(What you will do) Keep only the lines that hold the string "协调党员与党组织之间的关系", filtering out the rest of the entries below.

(Data to use)
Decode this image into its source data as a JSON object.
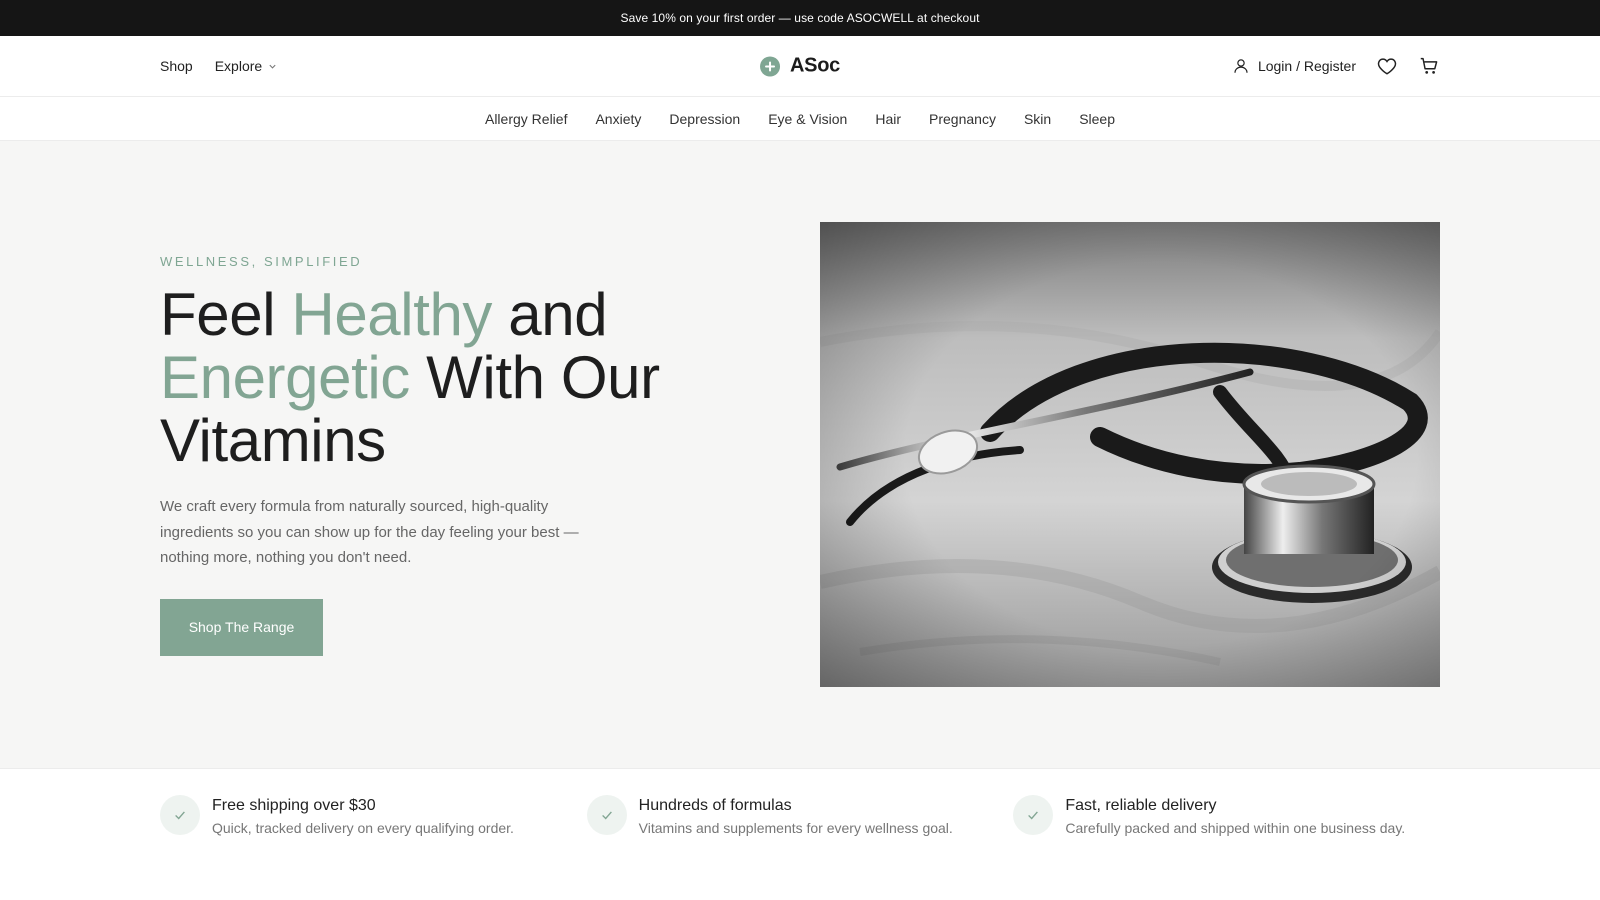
{
  "announcement": "Save 10% on your first order — use code ASOCWELL at checkout",
  "header": {
    "nav": [
      {
        "label": "Shop"
      },
      {
        "label": "Explore"
      }
    ],
    "logo_text": "ASoc",
    "login_label": "Login / Register",
    "icons": {
      "account": "user-icon",
      "wishlist": "heart-icon",
      "cart": "cart-icon",
      "logo": "plus-circle-icon",
      "dropdown": "chevron-down-icon"
    }
  },
  "categories": [
    "Allergy Relief",
    "Anxiety",
    "Depression",
    "Eye & Vision",
    "Hair",
    "Pregnancy",
    "Skin",
    "Sleep"
  ],
  "hero": {
    "eyebrow": "WELLNESS, SIMPLIFIED",
    "headline": {
      "part1": "Feel ",
      "accent1": "Healthy",
      "part2": " and",
      "accent2": "Energetic",
      "part3": " With Our",
      "part4": "Vitamins"
    },
    "lede": "We craft every formula from naturally sourced, high-quality ingredients so you can show up for the day feeling your best — nothing more, nothing you don't need.",
    "cta_label": "Shop The Range",
    "image": "stethoscope-photo"
  },
  "features": [
    {
      "title": "Free shipping over $30",
      "desc": "Quick, tracked delivery on every qualifying order."
    },
    {
      "title": "Hundreds of formulas",
      "desc": "Vitamins and supplements for every wellness goal."
    },
    {
      "title": "Fast, reliable delivery",
      "desc": "Carefully packed and shipped within one business day."
    }
  ],
  "colors": {
    "accent": "#82a593",
    "announce_bg": "#151515",
    "hero_bg": "#f6f6f5"
  }
}
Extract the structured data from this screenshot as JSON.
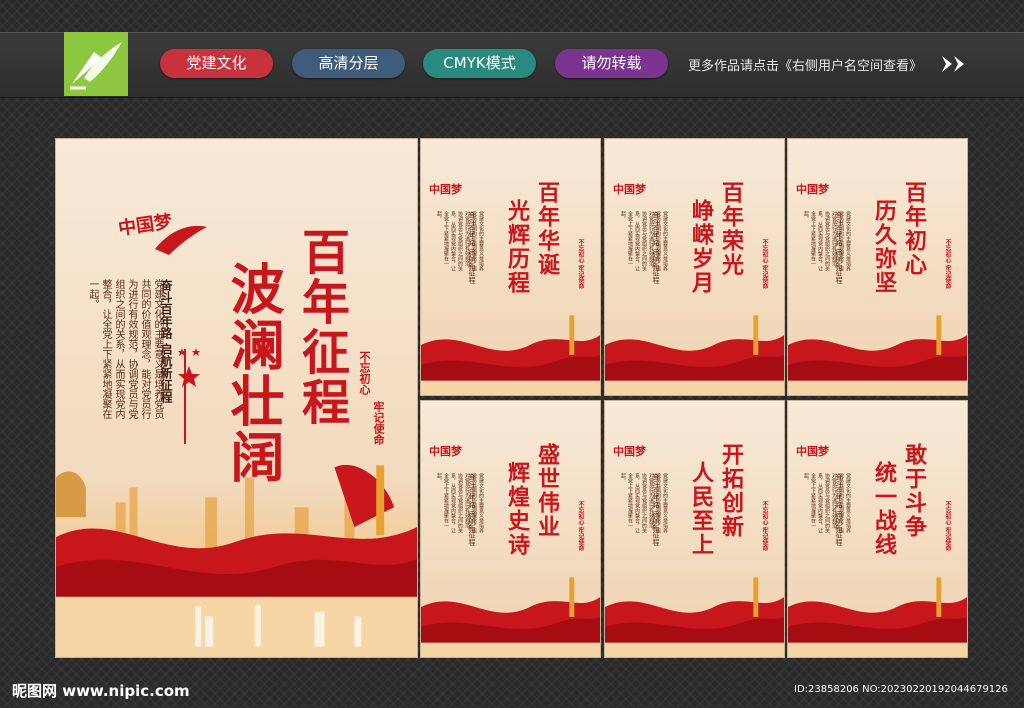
{
  "banner": {
    "tags": [
      "党建文化",
      "高清分层",
      "CMYK模式",
      "请勿转载"
    ],
    "note": "更多作品请点击《右侧用户名空间查看》",
    "colors": [
      "#c8323c",
      "#3f5d7b",
      "#2a8a7f",
      "#7b3590"
    ]
  },
  "main_poster": {
    "title_right": "百年征程",
    "title_left": "波澜壮阔",
    "slogan_1": "不忘初心",
    "slogan_2": "牢记使命",
    "subheading": "奋斗百年路 启航新征程",
    "body": "党建文化的主要意义是培养党员共同的价值观理念，能对党员行为进行有效规范，协调党员与党组织之间的关系，从而实现党内整合，让全党上下紧紧地凝聚在一起。",
    "logo": "中国梦"
  },
  "posters": [
    {
      "title": [
        "百年华诞",
        "光辉历程"
      ]
    },
    {
      "title": [
        "百年荣光",
        "峥嵘岁月"
      ]
    },
    {
      "title": [
        "百年初心",
        "历久弥坚"
      ]
    },
    {
      "title": [
        "盛世伟业",
        "辉煌史诗"
      ]
    },
    {
      "title": [
        "开拓创新",
        "人民至上"
      ]
    },
    {
      "title": [
        "敢于斗争",
        "统一战线"
      ]
    }
  ],
  "small_poster_subheading": "奋斗百年路 启航新征程",
  "small_poster_slogan": "不忘初心 牢记使命",
  "small_poster_body": "党建文化的主要意义是培养党员共同的价值观理念，能对党员行为进行有效规范，协调党员与党组织之间的关系，从而实现党内整合，让全党上下紧紧地凝聚在一起。",
  "watermark": {
    "site": "昵图网 www.nipic.com",
    "id": "ID:23858206 NO:20230220192044679126"
  },
  "accent": "#c8161d"
}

(Exercise response)
    "body": "党建文化的主要意义是培养党员共同的价值观理念，能对党员行为进行有效规范，协调党员与党组织之间的关系，从而实现党内整合，让全党上下紧紧地凝聚在一起。",
  "small_poster_body": "党建文化的主要意义是培养党员共同的价值观理念，能对党员行为进行有效规范，协调党员与党组织之间的关系，从而实现党内整合，让全党上下紧紧地凝聚在一起。",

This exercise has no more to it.